* [PROBLEM STATEMENT]:
Give every line back verbatim, dropping all images.

──────── SUPPLIED ENTRIES ────────

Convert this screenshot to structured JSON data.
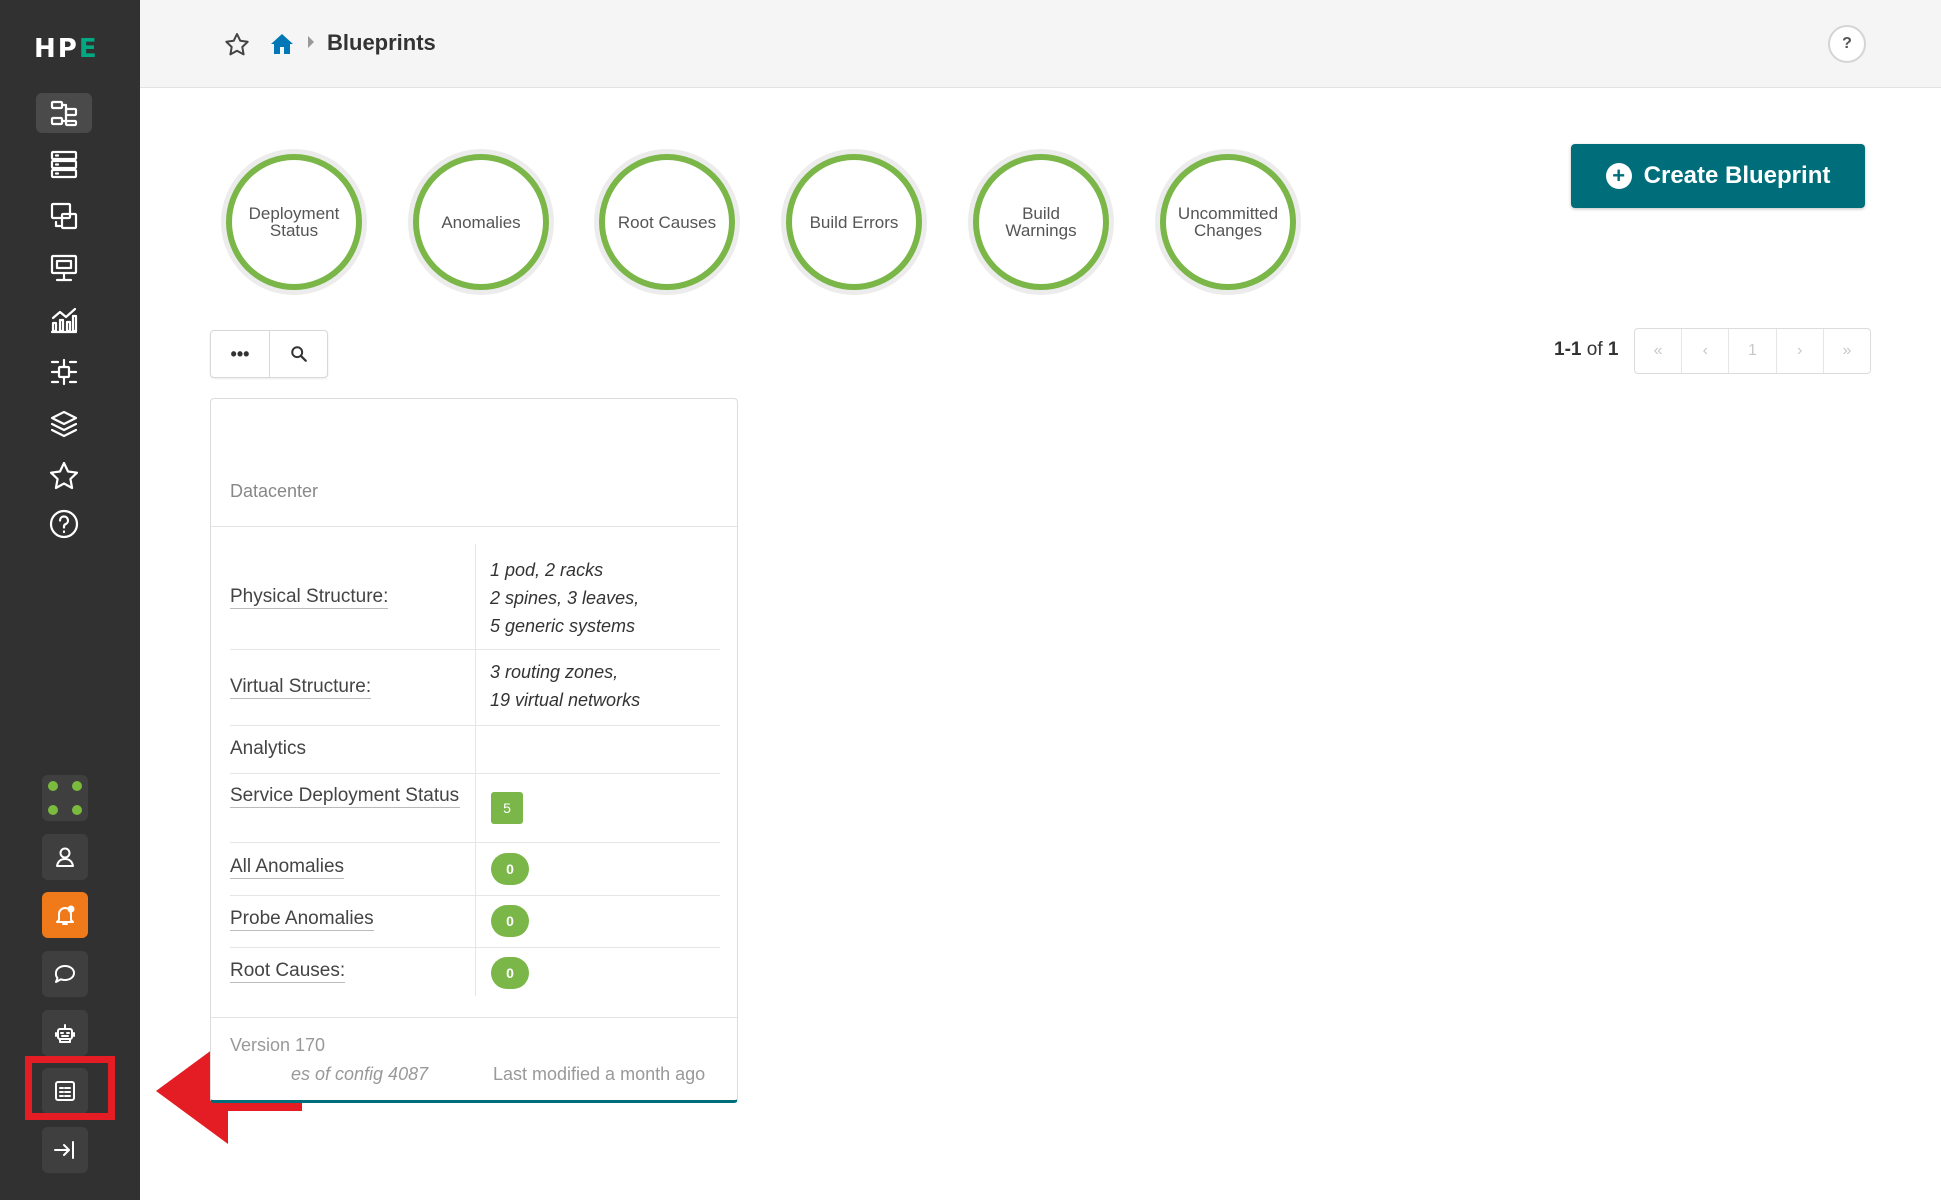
{
  "brand": {
    "logo_main": "HP",
    "logo_accent": "E"
  },
  "header": {
    "title": "Blueprints",
    "help_label": "?"
  },
  "status_rings": [
    "Deployment Status",
    "Anomalies",
    "Root Causes",
    "Build Errors",
    "Build Warnings",
    "Uncommitted Changes"
  ],
  "create_button": {
    "label": "Create Blueprint",
    "plus": "+"
  },
  "toolbar": {
    "more": "•••"
  },
  "pagination": {
    "range": "1-1",
    "of": "of",
    "total": "1",
    "current_page": "1",
    "first": "«",
    "prev": "‹",
    "next": "›",
    "last": "»"
  },
  "card": {
    "type": "Datacenter",
    "rows": [
      {
        "label": "Physical Structure:",
        "lines": [
          "1 pod, 2 racks",
          "2 spines, 3 leaves,",
          "5 generic systems"
        ]
      },
      {
        "label": "Virtual Structure:",
        "lines": [
          "3 routing zones,",
          "19 virtual networks"
        ]
      },
      {
        "label": "Analytics"
      },
      {
        "label": "Service Deployment Status",
        "value": "5"
      },
      {
        "label": "All Anomalies",
        "value": "0"
      },
      {
        "label": "Probe Anomalies",
        "value": "0"
      },
      {
        "label": "Root Causes:",
        "value": "0"
      }
    ],
    "version": "Version 170",
    "config": "es of config 4087",
    "modified": "Last modified a month ago"
  },
  "colors": {
    "sidebar": "#313131",
    "accent": "#006e7a",
    "ring": "#7ab648",
    "highlight": "#e41d24",
    "alert": "#f0791a"
  },
  "icons": {
    "nav": [
      "blueprints-icon",
      "devices-icon",
      "design-icon",
      "resources-icon",
      "analytics-icon",
      "platform-icon",
      "layers-icon",
      "favorites-icon",
      "help-icon"
    ],
    "utility": [
      "apps-grid-icon",
      "user-icon",
      "notifications-icon",
      "chat-icon",
      "robot-icon",
      "dca-icon",
      "expand-sidebar-icon"
    ]
  }
}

────────

* [THE RESULT]:
Convert this screenshot to structured JSON data.
{
  "brand": {
    "logo_main": "HP",
    "logo_accent": "E"
  },
  "header": {
    "title": "Blueprints",
    "help_label": "?"
  },
  "status_rings": [
    "Deployment Status",
    "Anomalies",
    "Root Causes",
    "Build Errors",
    "Build Warnings",
    "Uncommitted Changes"
  ],
  "create_button": {
    "label": "Create Blueprint",
    "plus": "+"
  },
  "toolbar": {
    "more": "•••"
  },
  "pagination": {
    "range": "1-1",
    "of": "of",
    "total": "1",
    "current_page": "1",
    "first": "«",
    "prev": "‹",
    "next": "›",
    "last": "»"
  },
  "card": {
    "type": "Datacenter",
    "rows": [
      {
        "label": "Physical Structure:",
        "lines": [
          "1 pod, 2 racks",
          "2 spines, 3 leaves,",
          "5 generic systems"
        ]
      },
      {
        "label": "Virtual Structure:",
        "lines": [
          "3 routing zones,",
          "19 virtual networks"
        ]
      },
      {
        "label": "Analytics"
      },
      {
        "label": "Service Deployment Status",
        "value": "5"
      },
      {
        "label": "All Anomalies",
        "value": "0"
      },
      {
        "label": "Probe Anomalies",
        "value": "0"
      },
      {
        "label": "Root Causes:",
        "value": "0"
      }
    ],
    "version": "Version 170",
    "config": "es of config 4087",
    "modified": "Last modified a month ago"
  },
  "colors": {
    "sidebar": "#313131",
    "accent": "#006e7a",
    "ring": "#7ab648",
    "highlight": "#e41d24",
    "alert": "#f0791a"
  },
  "icons": {
    "nav": [
      "blueprints-icon",
      "devices-icon",
      "design-icon",
      "resources-icon",
      "analytics-icon",
      "platform-icon",
      "layers-icon",
      "favorites-icon",
      "help-icon"
    ],
    "utility": [
      "apps-grid-icon",
      "user-icon",
      "notifications-icon",
      "chat-icon",
      "robot-icon",
      "dca-icon",
      "expand-sidebar-icon"
    ]
  }
}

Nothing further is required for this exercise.